**WHAT TO DO**: Copy the listing verbatim, starting at the line with "Patent image size: (1045, 1196)." and ending with the line with "The cable-connecting base 84 is at", both included.

**DATA FOR PROCESSING**:

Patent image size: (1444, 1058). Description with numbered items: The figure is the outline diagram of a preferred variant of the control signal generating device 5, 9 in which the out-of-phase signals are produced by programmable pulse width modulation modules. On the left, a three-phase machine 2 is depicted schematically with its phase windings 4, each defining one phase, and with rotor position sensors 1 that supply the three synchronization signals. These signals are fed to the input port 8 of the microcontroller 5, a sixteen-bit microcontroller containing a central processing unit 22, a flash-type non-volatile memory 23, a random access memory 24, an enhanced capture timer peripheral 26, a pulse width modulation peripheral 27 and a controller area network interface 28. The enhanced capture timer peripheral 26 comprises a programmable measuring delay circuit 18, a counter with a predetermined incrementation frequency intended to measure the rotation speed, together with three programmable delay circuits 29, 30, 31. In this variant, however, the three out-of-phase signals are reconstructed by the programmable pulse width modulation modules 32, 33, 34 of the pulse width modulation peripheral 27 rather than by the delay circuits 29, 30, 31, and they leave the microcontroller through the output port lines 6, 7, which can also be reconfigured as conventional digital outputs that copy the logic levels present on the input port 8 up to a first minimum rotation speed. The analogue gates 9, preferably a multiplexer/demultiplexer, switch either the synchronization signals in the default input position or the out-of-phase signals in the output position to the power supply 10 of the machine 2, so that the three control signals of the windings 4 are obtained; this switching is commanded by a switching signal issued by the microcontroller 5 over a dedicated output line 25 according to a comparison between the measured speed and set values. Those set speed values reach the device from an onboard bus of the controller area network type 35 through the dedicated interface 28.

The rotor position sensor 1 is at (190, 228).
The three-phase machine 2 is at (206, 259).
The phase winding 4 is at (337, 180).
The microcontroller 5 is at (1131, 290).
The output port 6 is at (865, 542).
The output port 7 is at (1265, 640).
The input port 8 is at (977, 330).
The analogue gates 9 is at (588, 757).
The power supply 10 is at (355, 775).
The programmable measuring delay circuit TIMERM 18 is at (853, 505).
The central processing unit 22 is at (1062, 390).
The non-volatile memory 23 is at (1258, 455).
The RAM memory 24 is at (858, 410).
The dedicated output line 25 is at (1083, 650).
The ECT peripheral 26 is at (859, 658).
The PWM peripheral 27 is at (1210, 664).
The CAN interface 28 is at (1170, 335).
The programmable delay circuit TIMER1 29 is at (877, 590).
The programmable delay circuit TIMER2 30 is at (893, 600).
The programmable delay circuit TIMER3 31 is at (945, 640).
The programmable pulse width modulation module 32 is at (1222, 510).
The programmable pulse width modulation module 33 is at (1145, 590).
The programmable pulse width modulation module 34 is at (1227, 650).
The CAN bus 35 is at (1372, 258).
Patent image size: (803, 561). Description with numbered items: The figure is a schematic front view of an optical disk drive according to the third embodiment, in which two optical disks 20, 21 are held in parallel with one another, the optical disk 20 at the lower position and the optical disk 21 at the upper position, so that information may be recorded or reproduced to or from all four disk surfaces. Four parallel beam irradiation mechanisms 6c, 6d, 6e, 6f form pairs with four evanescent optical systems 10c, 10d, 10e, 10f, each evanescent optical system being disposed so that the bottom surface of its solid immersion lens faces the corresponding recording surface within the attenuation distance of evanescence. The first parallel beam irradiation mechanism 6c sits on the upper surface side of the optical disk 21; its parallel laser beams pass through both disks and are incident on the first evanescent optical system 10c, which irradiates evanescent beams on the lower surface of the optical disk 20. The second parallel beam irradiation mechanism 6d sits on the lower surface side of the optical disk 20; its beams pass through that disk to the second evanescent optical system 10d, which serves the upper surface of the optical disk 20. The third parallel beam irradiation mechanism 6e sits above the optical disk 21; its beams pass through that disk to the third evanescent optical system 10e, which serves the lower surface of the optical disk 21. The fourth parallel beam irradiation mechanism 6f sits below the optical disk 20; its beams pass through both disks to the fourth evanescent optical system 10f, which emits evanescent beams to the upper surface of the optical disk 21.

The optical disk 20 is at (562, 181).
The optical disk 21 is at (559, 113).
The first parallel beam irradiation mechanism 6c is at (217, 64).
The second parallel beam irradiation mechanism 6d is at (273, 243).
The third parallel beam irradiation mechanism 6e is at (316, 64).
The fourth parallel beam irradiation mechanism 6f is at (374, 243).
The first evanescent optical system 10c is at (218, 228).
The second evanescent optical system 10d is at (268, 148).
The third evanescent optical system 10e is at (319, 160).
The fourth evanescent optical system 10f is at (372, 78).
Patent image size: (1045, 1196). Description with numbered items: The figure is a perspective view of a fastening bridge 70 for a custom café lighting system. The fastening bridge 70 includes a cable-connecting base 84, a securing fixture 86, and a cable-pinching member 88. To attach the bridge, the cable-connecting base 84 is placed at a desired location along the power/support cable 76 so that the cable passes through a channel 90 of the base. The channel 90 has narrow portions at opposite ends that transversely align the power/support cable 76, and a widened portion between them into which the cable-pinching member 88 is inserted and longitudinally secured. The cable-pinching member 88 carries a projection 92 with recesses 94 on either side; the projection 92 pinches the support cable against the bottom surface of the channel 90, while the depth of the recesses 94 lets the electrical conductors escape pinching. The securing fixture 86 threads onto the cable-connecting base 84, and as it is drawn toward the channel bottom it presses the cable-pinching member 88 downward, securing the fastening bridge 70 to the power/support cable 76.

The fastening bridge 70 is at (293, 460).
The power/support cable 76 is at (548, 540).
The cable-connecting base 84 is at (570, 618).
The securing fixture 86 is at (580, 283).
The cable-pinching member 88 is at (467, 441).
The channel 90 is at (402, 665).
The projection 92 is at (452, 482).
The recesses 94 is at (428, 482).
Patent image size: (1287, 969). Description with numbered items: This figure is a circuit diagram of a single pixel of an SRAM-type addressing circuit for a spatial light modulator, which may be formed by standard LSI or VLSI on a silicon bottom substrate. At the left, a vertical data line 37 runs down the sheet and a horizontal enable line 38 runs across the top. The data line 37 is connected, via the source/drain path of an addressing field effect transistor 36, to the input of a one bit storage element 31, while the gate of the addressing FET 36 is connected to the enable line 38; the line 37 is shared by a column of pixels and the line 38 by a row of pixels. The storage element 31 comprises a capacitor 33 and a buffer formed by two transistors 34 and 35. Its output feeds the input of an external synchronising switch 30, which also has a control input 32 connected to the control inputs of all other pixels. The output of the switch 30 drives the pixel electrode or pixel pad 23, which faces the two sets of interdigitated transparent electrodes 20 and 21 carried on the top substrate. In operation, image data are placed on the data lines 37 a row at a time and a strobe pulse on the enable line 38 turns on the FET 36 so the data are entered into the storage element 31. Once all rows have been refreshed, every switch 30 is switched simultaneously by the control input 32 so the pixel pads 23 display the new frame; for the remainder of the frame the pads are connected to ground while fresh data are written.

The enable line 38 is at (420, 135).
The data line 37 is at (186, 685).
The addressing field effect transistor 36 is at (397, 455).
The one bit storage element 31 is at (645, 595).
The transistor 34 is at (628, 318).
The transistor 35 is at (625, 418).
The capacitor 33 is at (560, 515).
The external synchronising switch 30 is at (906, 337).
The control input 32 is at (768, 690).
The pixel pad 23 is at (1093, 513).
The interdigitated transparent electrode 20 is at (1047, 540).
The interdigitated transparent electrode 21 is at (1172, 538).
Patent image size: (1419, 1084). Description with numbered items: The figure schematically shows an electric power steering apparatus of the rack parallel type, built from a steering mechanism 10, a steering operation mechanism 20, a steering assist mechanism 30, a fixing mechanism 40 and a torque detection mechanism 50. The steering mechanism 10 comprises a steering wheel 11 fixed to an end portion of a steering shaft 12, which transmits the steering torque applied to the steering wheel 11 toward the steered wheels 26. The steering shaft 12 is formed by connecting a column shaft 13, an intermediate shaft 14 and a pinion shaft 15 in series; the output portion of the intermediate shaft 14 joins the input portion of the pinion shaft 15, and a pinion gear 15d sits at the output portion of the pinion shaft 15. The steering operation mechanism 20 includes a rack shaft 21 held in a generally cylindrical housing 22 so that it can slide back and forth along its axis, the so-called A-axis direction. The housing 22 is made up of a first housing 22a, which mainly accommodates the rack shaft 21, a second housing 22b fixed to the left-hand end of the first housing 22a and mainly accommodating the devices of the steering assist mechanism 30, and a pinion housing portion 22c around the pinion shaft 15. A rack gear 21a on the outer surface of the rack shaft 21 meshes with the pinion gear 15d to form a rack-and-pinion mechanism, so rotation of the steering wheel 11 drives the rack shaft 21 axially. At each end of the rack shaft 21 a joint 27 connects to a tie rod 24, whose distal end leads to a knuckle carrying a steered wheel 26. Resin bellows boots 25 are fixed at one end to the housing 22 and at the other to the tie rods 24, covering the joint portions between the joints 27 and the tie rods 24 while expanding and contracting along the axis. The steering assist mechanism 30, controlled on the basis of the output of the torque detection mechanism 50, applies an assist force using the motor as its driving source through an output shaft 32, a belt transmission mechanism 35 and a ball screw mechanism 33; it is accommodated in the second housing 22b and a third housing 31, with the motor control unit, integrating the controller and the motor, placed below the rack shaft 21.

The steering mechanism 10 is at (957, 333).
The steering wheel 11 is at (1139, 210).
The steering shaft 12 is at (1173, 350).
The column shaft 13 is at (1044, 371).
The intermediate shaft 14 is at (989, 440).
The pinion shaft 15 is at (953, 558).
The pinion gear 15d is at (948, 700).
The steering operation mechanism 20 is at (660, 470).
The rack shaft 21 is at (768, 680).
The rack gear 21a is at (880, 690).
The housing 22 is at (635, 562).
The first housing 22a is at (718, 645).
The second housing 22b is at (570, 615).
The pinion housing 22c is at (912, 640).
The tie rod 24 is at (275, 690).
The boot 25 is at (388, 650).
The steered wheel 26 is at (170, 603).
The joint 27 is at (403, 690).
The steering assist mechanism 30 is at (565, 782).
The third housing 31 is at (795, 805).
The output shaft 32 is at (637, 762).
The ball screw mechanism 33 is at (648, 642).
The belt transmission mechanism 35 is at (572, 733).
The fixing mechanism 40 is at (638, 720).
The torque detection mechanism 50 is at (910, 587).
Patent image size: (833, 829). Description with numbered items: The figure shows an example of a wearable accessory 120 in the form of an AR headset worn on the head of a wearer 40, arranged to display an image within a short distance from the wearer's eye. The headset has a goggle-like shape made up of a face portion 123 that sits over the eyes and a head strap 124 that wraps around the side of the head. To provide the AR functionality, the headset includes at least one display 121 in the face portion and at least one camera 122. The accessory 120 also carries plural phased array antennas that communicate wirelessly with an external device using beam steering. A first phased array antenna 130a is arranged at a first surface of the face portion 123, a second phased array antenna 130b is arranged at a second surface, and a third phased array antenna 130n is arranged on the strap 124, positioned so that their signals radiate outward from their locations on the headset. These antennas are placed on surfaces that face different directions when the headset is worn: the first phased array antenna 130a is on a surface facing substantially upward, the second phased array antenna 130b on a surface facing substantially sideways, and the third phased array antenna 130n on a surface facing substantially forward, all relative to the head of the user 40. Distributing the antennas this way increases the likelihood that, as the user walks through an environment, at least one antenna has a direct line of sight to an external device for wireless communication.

**FINISHED TASK**:
Patent image size: (1045, 1196). Description with numbered items: The figure is a perspective view of a fastening bridge 70 for a custom café lighting system. The fastening bridge 70 includes a cable-connecting base 84, a securing fixture 86, and a cable-pinching member 88. To attach the bridge, the cable-connecting base 84 is placed at a desired location along the power/support cable 76 so that the cable passes through a channel 90 of the base. The channel 90 has narrow portions at opposite ends that transversely align the power/support cable 76, and a widened portion between them into which the cable-pinching member 88 is inserted and longitudinally secured. The cable-pinching member 88 carries a projection 92 with recesses 94 on either side; the projection 92 pinches the support cable against the bottom surface of the channel 90, while the depth of the recesses 94 lets the electrical conductors escape pinching. The securing fixture 86 threads onto the cable-connecting base 84, and as it is drawn toward the channel bottom it presses the cable-pinching member 88 downward, securing the fastening bridge 70 to the power/support cable 76.

The fastening bridge 70 is at (293, 460).
The power/support cable 76 is at (548, 540).
The cable-connecting base 84 is at (570, 618).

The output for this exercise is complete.